_Los ítems:_
_____

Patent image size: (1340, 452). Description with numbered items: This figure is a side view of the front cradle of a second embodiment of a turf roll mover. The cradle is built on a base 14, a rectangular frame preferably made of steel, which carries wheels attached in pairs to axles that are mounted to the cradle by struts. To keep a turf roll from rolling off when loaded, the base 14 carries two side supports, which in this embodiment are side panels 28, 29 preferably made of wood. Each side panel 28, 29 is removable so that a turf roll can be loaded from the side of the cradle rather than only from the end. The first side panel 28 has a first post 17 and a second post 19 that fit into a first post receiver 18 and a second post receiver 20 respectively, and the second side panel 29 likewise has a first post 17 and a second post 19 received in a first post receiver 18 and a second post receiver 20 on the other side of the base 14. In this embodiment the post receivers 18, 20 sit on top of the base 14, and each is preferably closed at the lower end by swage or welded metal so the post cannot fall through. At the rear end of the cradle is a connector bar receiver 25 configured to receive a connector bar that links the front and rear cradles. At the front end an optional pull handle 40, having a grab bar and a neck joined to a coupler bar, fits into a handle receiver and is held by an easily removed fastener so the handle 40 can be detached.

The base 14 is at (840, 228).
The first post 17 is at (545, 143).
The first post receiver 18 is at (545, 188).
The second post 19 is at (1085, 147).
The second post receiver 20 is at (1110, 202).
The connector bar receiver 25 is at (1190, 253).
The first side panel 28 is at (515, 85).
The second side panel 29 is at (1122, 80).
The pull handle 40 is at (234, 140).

_____

_Objetivo:_ Transcribe sin cambios las líneas que van desde el comienzo de los ítems hasta la línea que contiene "The first side panel 28 is at (515, 85).", incluidas ambas.

_Respuesta:_
Patent image size: (1340, 452). Description with numbered items: This figure is a side view of the front cradle of a second embodiment of a turf roll mover. The cradle is built on a base 14, a rectangular frame preferably made of steel, which carries wheels attached in pairs to axles that are mounted to the cradle by struts. To keep a turf roll from rolling off when loaded, the base 14 carries two side supports, which in this embodiment are side panels 28, 29 preferably made of wood. Each side panel 28, 29 is removable so that a turf roll can be loaded from the side of the cradle rather than only from the end. The first side panel 28 has a first post 17 and a second post 19 that fit into a first post receiver 18 and a second post receiver 20 respectively, and the second side panel 29 likewise has a first post 17 and a second post 19 received in a first post receiver 18 and a second post receiver 20 on the other side of the base 14. In this embodiment the post receivers 18, 20 sit on top of the base 14, and each is preferably closed at the lower end by swage or welded metal so the post cannot fall through. At the rear end of the cradle is a connector bar receiver 25 configured to receive a connector bar that links the front and rear cradles. At the front end an optional pull handle 40, having a grab bar and a neck joined to a coupler bar, fits into a handle receiver and is held by an easily removed fastener so the handle 40 can be detached.

The base 14 is at (840, 228).
The first post 17 is at (545, 143).
The first post receiver 18 is at (545, 188).
The second post 19 is at (1085, 147).
The second post receiver 20 is at (1110, 202).
The connector bar receiver 25 is at (1190, 253).
The first side panel 28 is at (515, 85).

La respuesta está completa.